Data section =>

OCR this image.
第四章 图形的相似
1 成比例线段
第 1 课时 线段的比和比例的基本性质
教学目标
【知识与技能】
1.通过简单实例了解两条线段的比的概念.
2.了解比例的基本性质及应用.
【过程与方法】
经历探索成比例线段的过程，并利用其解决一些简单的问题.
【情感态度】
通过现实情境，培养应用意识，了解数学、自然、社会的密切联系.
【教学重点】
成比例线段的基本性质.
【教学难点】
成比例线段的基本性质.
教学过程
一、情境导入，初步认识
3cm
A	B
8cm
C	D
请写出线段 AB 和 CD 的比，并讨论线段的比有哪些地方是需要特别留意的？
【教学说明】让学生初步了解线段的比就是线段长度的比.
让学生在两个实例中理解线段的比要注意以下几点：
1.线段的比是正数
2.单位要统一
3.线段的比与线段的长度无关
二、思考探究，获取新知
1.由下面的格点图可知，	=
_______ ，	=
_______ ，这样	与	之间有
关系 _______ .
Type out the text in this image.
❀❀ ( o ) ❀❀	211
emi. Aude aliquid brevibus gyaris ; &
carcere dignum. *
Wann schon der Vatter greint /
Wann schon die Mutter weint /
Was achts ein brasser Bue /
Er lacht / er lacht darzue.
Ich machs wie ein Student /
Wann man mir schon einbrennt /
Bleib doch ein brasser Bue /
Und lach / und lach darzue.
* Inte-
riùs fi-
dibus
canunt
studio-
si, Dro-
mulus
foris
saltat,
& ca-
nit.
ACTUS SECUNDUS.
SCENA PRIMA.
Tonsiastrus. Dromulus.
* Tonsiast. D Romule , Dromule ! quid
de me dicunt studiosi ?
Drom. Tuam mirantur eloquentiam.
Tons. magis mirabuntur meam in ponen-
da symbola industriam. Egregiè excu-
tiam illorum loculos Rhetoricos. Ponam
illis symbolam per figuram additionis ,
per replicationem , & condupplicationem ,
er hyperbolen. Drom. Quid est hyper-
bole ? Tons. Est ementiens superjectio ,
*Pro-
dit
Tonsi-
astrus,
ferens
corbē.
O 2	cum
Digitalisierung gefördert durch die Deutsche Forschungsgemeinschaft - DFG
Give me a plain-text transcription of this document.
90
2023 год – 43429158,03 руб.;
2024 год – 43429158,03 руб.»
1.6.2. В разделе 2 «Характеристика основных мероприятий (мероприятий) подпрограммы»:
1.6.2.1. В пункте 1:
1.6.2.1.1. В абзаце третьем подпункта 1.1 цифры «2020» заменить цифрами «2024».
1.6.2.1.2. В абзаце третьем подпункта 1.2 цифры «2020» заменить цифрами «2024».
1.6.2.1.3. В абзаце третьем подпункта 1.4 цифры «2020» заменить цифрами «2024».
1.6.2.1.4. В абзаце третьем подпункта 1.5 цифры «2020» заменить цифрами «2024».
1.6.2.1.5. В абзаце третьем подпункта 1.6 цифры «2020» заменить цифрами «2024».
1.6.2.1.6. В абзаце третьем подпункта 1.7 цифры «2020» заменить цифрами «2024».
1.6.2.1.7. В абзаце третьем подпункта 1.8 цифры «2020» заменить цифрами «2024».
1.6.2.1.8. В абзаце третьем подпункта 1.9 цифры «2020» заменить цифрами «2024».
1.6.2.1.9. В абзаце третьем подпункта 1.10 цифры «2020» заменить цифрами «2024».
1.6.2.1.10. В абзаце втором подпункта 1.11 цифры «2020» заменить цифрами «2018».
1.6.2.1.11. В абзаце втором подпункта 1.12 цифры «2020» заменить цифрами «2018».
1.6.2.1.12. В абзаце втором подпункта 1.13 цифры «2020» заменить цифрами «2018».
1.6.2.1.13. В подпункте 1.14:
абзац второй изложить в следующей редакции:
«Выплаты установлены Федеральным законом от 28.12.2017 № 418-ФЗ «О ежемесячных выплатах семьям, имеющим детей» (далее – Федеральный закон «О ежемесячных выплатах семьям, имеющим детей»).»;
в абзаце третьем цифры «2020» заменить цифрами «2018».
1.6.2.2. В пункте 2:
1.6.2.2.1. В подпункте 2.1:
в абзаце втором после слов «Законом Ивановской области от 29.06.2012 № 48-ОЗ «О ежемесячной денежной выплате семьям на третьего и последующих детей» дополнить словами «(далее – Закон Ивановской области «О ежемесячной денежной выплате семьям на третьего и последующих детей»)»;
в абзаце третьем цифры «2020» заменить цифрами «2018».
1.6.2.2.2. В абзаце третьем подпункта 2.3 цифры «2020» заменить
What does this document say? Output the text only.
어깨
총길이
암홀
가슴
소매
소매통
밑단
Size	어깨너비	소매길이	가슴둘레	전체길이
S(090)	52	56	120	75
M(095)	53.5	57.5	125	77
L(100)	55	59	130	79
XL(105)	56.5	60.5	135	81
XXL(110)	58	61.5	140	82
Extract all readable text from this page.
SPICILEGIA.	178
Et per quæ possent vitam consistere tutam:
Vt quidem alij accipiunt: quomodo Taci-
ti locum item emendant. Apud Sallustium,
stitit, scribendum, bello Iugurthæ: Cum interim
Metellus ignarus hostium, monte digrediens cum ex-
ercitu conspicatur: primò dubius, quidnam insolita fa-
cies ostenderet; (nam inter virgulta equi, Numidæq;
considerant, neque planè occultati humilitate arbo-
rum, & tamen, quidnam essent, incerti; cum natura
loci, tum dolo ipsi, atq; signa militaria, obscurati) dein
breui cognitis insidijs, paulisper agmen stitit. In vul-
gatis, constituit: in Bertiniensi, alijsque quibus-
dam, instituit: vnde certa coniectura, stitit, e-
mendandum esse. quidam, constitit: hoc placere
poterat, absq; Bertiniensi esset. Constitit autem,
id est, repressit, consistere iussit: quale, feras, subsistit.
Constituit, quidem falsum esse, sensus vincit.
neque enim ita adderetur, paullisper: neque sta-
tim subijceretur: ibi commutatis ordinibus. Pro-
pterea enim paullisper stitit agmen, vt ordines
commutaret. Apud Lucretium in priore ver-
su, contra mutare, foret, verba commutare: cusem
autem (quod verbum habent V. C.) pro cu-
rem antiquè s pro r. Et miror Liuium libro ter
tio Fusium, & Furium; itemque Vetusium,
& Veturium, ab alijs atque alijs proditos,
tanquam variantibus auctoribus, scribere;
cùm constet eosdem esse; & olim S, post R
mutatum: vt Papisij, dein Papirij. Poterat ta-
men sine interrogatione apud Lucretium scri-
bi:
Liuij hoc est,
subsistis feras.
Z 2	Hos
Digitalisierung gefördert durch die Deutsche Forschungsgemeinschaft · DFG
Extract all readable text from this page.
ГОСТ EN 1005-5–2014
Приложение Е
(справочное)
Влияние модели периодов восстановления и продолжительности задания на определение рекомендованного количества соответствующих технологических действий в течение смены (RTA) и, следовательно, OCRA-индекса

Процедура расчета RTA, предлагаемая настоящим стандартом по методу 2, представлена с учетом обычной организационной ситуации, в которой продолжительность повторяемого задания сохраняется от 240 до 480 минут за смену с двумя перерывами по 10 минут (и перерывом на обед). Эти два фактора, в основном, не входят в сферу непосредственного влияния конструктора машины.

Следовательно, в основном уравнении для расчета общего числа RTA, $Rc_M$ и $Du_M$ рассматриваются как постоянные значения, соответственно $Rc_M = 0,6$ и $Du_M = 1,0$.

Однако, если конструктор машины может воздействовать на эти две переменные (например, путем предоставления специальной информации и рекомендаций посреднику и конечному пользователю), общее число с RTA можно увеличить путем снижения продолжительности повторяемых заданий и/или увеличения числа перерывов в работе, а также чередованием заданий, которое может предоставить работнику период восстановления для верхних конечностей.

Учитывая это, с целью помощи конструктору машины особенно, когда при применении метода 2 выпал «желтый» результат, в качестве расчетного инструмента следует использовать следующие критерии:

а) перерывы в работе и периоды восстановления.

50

Work to do =>
Transcribe every entry verbatim.

Correct answer =>
OCR this image.
第四章 图形的相似
1 成比例线段
第 1 课时 线段的比和比例的基本性质
教学目标
【知识与技能】
1.通过简单实例了解两条线段的比的概念.
2.了解比例的基本性质及应用.
【过程与方法】
经历探索成比例线段的过程，并利用其解决一些简单的问题.
【情感态度】
通过现实情境，培养应用意识，了解数学、自然、社会的密切联系.
【教学重点】
成比例线段的基本性质.
【教学难点】
成比例线段的基本性质.
教学过程
一、情境导入，初步认识
3cm
A	B
8cm
C	D
请写出线段 AB 和 CD 的比，并讨论线段的比有哪些地方是需要特别留意的？
【教学说明】让学生初步了解线段的比就是线段长度的比.
让学生在两个实例中理解线段的比要注意以下几点：
1.线段的比是正数
2.单位要统一
3.线段的比与线段的长度无关
二、思考探究，获取新知
1.由下面的格点图可知，	=
_______ ，	=
_______ ，这样	与	之间有
关系 _______ .
Type out the text in this image.
❀❀ ( o ) ❀❀	211
emi. Aude aliquid brevibus gyaris ; &
carcere dignum. *
Wann schon der Vatter greint /
Wann schon die Mutter weint /
Was achts ein brasser Bue /
Er lacht / er lacht darzue.
Ich machs wie ein Student /
Wann man mir schon einbrennt /
Bleib doch ein brasser Bue /
Und lach / und lach darzue.
* Inte-
riùs fi-
dibus
canunt
studio-
si, Dro-
mulus
foris
saltat,
& ca-
nit.
ACTUS SECUNDUS.
SCENA PRIMA.
Tonsiastrus. Dromulus.
* Tonsiast. D Romule , Dromule ! quid
de me dicunt studiosi ?
Drom. Tuam mirantur eloquentiam.
Tons. magis mirabuntur meam in ponen-
da symbola industriam. Egregiè excu-
tiam illorum loculos Rhetoricos. Ponam
illis symbolam per figuram additionis ,
per replicationem , & condupplicationem ,
er hyperbolen. Drom. Quid est hyper-
bole ? Tons. Est ementiens superjectio ,
*Pro-
dit
Tonsi-
astrus,
ferens
corbē.
O 2	cum
Digitalisierung gefördert durch die Deutsche Forschungsgemeinschaft - DFG
Give me a plain-text transcription of this document.
90
2023 год – 43429158,03 руб.;
2024 год – 43429158,03 руб.»
1.6.2. В разделе 2 «Характеристика основных мероприятий (мероприятий) подпрограммы»:
1.6.2.1. В пункте 1:
1.6.2.1.1. В абзаце третьем подпункта 1.1 цифры «2020» заменить цифрами «2024».
1.6.2.1.2. В абзаце третьем подпункта 1.2 цифры «2020» заменить цифрами «2024».
1.6.2.1.3. В абзаце третьем подпункта 1.4 цифры «2020» заменить цифрами «2024».
1.6.2.1.4. В абзаце третьем подпункта 1.5 цифры «2020» заменить цифрами «2024».
1.6.2.1.5. В абзаце третьем подпункта 1.6 цифры «2020» заменить цифрами «2024».
1.6.2.1.6. В абзаце третьем подпункта 1.7 цифры «2020» заменить цифрами «2024».
1.6.2.1.7. В абзаце третьем подпункта 1.8 цифры «2020» заменить цифрами «2024».
1.6.2.1.8. В абзаце третьем подпункта 1.9 цифры «2020» заменить цифрами «2024».
1.6.2.1.9. В абзаце третьем подпункта 1.10 цифры «2020» заменить цифрами «2024».
1.6.2.1.10. В абзаце втором подпункта 1.11 цифры «2020» заменить цифрами «2018».
1.6.2.1.11. В абзаце втором подпункта 1.12 цифры «2020» заменить цифрами «2018».
1.6.2.1.12. В абзаце втором подпункта 1.13 цифры «2020» заменить цифрами «2018».
1.6.2.1.13. В подпункте 1.14:
абзац второй изложить в следующей редакции:
«Выплаты установлены Федеральным законом от 28.12.2017 № 418-ФЗ «О ежемесячных выплатах семьям, имеющим детей» (далее – Федеральный закон «О ежемесячных выплатах семьям, имеющим детей»).»;
в абзаце третьем цифры «2020» заменить цифрами «2018».
1.6.2.2. В пункте 2:
1.6.2.2.1. В подпункте 2.1:
в абзаце втором после слов «Законом Ивановской области от 29.06.2012 № 48-ОЗ «О ежемесячной денежной выплате семьям на третьего и последующих детей» дополнить словами «(далее – Закон Ивановской области «О ежемесячной денежной выплате семьям на третьего и последующих детей»)»;
в абзаце третьем цифры «2020» заменить цифрами «2018».
1.6.2.2.2. В абзаце третьем подпункта 2.3 цифры «2020» заменить
What does this document say? Output the text only.
어깨
총길이
암홀
가슴
소매
소매통
밑단
Size	어깨너비	소매길이	가슴둘레	전체길이
S(090)	52	56	120	75
M(095)	53.5	57.5	125	77
L(100)	55	59	130	79
XL(105)	56.5	60.5	135	81
XXL(110)	58	61.5	140	82
Extract all readable text from this page.
SPICILEGIA.	178
Et per quæ possent vitam consistere tutam:
Vt quidem alij accipiunt: quomodo Taci-
ti locum item emendant. Apud Sallustium,
stitit, scribendum, bello Iugurthæ: Cum interim
Metellus ignarus hostium, monte digrediens cum ex-
ercitu conspicatur: primò dubius, quidnam insolita fa-
cies ostenderet; (nam inter virgulta equi, Numidæq;
considerant, neque planè occultati humilitate arbo-
rum, & tamen, quidnam essent, incerti; cum natura
loci, tum dolo ipsi, atq; signa militaria, obscurati) dein
breui cognitis insidijs, paulisper agmen stitit. In vul-
gatis, constituit: in Bertiniensi, alijsque quibus-
dam, instituit: vnde certa coniectura, stitit, e-
mendandum esse. quidam, constitit: hoc placere
poterat, absq; Bertiniensi esset. Constitit autem,
id est, repressit, consistere iussit: quale, feras, subsistit.
Constituit, quidem falsum esse, sensus vincit.
neque enim ita adderetur, paullisper: neque sta-
tim subijceretur: ibi commutatis ordinibus. Pro-
pterea enim paullisper stitit agmen, vt ordines
commutaret. Apud Lucretium in priore ver-
su, contra mutare, foret, verba commutare: cusem
autem (quod verbum habent V. C.) pro cu-
rem antiquè s pro r. Et miror Liuium libro ter
tio Fusium, & Furium; itemque Vetusium,
& Veturium, ab alijs atque alijs proditos,
tanquam variantibus auctoribus, scribere;
cùm constet eosdem esse; & olim S, post R
mutatum: vt Papisij, dein Papirij. Poterat ta-
men sine interrogatione apud Lucretium scri-
bi:
Liuij hoc est,
subsistis feras.
Z 2	Hos
Digitalisierung gefördert durch die Deutsche Forschungsgemeinschaft · DFG
Extract all readable text from this page.
ГОСТ EN 1005-5–2014
Приложение Е
(справочное)
Влияние модели периодов восстановления и продолжительности задания на определение рекомендованного количества соответствующих технологических действий в течение смены (RTA) и, следовательно, OCRA-индекса

Процедура расчета RTA, предлагаемая настоящим стандартом по методу 2, представлена с учетом обычной организационной ситуации, в которой продолжительность повторяемого задания сохраняется от 240 до 480 минут за смену с двумя перерывами по 10 минут (и перерывом на обед). Эти два фактора, в основном, не входят в сферу непосредственного влияния конструктора машины.

Следовательно, в основном уравнении для расчета общего числа RTA, $Rc_M$ и $Du_M$ рассматриваются как постоянные значения, соответственно $Rc_M = 0,6$ и $Du_M = 1,0$.

Однако, если конструктор машины может воздействовать на эти две переменные (например, путем предоставления специальной информации и рекомендаций посреднику и конечному пользователю), общее число с RTA можно увеличить путем снижения продолжительности повторяемых заданий и/или увеличения числа перерывов в работе, а также чередованием заданий, которое может предоставить работнику период восстановления для верхних конечностей.

Учитывая это, с целью помощи конструктору машины особенно, когда при применении метода 2 выпал «желтый» результат, в качестве расчетного инструмента следует использовать следующие критерии:

а) перерывы в работе и периоды восстановления.

50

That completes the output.